··· Data records
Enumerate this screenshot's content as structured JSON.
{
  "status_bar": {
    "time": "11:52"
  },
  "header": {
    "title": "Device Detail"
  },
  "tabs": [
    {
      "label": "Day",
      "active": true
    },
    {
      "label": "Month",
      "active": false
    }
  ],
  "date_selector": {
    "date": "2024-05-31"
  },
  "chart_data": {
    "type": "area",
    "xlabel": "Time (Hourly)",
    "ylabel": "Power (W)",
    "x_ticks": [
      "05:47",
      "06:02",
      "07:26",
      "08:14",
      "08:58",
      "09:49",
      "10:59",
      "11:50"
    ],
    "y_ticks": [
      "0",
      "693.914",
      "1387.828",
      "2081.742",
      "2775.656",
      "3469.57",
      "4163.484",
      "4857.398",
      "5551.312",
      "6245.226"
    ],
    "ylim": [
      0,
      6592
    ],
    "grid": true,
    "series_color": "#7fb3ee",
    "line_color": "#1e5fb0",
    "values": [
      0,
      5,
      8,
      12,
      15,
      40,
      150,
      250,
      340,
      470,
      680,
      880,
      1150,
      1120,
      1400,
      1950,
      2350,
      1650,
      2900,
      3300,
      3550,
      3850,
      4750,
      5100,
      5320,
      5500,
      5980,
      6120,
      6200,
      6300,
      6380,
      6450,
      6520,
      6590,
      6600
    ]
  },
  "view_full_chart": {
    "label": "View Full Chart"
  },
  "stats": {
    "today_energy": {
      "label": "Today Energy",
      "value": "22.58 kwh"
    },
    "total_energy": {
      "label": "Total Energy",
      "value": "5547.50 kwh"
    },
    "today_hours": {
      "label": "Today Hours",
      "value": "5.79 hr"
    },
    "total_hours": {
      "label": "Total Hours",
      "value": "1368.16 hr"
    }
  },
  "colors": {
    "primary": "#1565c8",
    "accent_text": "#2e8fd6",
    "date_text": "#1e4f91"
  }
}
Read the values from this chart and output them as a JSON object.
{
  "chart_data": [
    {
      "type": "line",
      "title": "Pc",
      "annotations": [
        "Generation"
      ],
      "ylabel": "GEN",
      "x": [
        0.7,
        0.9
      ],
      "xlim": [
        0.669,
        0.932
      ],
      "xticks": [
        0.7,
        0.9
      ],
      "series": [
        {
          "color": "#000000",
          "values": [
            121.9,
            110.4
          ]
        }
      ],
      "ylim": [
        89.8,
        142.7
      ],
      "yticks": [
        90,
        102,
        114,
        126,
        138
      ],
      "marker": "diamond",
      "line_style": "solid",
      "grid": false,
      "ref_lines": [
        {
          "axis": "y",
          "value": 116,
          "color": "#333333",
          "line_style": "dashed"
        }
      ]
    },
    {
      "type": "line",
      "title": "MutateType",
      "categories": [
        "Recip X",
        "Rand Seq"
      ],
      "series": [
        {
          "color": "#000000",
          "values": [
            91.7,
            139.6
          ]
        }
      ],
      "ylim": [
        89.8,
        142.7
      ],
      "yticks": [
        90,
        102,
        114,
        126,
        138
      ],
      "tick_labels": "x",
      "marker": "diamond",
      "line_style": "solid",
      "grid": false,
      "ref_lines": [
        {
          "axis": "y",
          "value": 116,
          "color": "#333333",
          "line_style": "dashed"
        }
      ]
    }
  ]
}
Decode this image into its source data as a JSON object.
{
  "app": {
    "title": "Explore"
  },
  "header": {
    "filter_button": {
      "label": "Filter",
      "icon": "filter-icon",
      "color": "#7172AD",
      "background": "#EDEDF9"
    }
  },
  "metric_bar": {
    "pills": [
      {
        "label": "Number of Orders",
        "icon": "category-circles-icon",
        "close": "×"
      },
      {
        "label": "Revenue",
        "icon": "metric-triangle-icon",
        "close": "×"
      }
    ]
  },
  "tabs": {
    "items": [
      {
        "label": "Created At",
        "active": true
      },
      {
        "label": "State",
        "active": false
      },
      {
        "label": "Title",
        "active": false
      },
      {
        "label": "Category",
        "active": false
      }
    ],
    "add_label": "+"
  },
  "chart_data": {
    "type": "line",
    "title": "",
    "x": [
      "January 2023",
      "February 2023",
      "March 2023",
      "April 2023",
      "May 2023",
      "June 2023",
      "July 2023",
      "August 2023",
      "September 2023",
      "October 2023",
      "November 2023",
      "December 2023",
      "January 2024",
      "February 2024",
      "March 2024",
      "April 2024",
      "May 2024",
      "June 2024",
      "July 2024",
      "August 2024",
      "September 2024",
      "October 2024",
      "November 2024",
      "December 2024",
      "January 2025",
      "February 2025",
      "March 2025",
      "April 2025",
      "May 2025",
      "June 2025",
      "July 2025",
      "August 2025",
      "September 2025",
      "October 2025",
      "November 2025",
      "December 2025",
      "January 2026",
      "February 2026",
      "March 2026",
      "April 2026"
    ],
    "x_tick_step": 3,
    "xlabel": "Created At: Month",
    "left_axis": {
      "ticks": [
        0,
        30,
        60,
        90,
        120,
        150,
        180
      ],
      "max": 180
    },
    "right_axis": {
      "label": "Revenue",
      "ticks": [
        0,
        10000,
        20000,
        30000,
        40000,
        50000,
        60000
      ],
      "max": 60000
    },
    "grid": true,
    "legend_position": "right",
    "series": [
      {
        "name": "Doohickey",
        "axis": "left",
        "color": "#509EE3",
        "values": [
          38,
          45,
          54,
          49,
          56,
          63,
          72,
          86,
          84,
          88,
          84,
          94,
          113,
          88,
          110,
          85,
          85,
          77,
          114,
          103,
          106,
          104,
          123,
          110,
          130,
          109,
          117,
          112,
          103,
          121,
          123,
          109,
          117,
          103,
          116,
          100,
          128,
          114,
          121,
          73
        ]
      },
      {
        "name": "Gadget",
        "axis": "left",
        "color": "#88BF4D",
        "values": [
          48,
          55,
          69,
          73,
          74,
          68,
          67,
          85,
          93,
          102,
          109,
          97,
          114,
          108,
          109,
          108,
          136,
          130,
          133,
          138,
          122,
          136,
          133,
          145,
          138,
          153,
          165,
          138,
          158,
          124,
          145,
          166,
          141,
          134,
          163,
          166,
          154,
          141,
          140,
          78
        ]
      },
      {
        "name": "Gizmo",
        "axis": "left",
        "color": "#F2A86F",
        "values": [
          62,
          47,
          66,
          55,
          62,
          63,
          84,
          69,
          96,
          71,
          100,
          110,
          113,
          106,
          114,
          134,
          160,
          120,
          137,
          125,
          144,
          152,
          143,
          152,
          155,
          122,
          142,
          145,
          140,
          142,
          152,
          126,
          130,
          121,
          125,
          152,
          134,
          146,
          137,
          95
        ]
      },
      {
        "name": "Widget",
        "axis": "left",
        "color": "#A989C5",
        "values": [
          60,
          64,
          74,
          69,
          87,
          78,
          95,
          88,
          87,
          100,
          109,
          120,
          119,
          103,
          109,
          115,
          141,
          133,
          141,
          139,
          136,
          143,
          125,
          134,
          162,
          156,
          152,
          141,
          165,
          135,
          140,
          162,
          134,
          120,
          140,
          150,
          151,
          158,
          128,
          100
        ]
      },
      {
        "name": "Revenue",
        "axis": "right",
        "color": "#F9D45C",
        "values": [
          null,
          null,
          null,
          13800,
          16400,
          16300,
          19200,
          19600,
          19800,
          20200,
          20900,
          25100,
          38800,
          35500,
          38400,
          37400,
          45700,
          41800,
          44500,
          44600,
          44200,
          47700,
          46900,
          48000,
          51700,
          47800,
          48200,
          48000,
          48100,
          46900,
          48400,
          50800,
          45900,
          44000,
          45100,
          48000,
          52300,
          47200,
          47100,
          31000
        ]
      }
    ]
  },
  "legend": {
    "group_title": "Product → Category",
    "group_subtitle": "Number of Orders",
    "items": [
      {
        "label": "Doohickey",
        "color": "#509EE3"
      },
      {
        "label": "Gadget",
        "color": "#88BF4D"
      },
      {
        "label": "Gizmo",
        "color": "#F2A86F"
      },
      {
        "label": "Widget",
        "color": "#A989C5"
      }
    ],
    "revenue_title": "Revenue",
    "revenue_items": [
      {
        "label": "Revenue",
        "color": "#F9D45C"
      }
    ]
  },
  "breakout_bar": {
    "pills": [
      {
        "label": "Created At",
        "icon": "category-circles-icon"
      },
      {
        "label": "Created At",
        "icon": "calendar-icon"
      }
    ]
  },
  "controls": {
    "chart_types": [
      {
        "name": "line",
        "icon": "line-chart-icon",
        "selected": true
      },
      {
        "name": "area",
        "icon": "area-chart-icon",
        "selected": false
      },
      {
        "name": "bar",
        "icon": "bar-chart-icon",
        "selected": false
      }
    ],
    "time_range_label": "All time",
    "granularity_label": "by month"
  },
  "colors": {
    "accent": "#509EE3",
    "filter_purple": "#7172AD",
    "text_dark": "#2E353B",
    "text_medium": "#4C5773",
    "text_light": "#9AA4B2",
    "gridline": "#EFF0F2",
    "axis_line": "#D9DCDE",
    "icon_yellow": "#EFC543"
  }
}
······
**What you need to do:**
State the count of lines in the data holding the word "area", adding nothing to it.

**The solution:**
3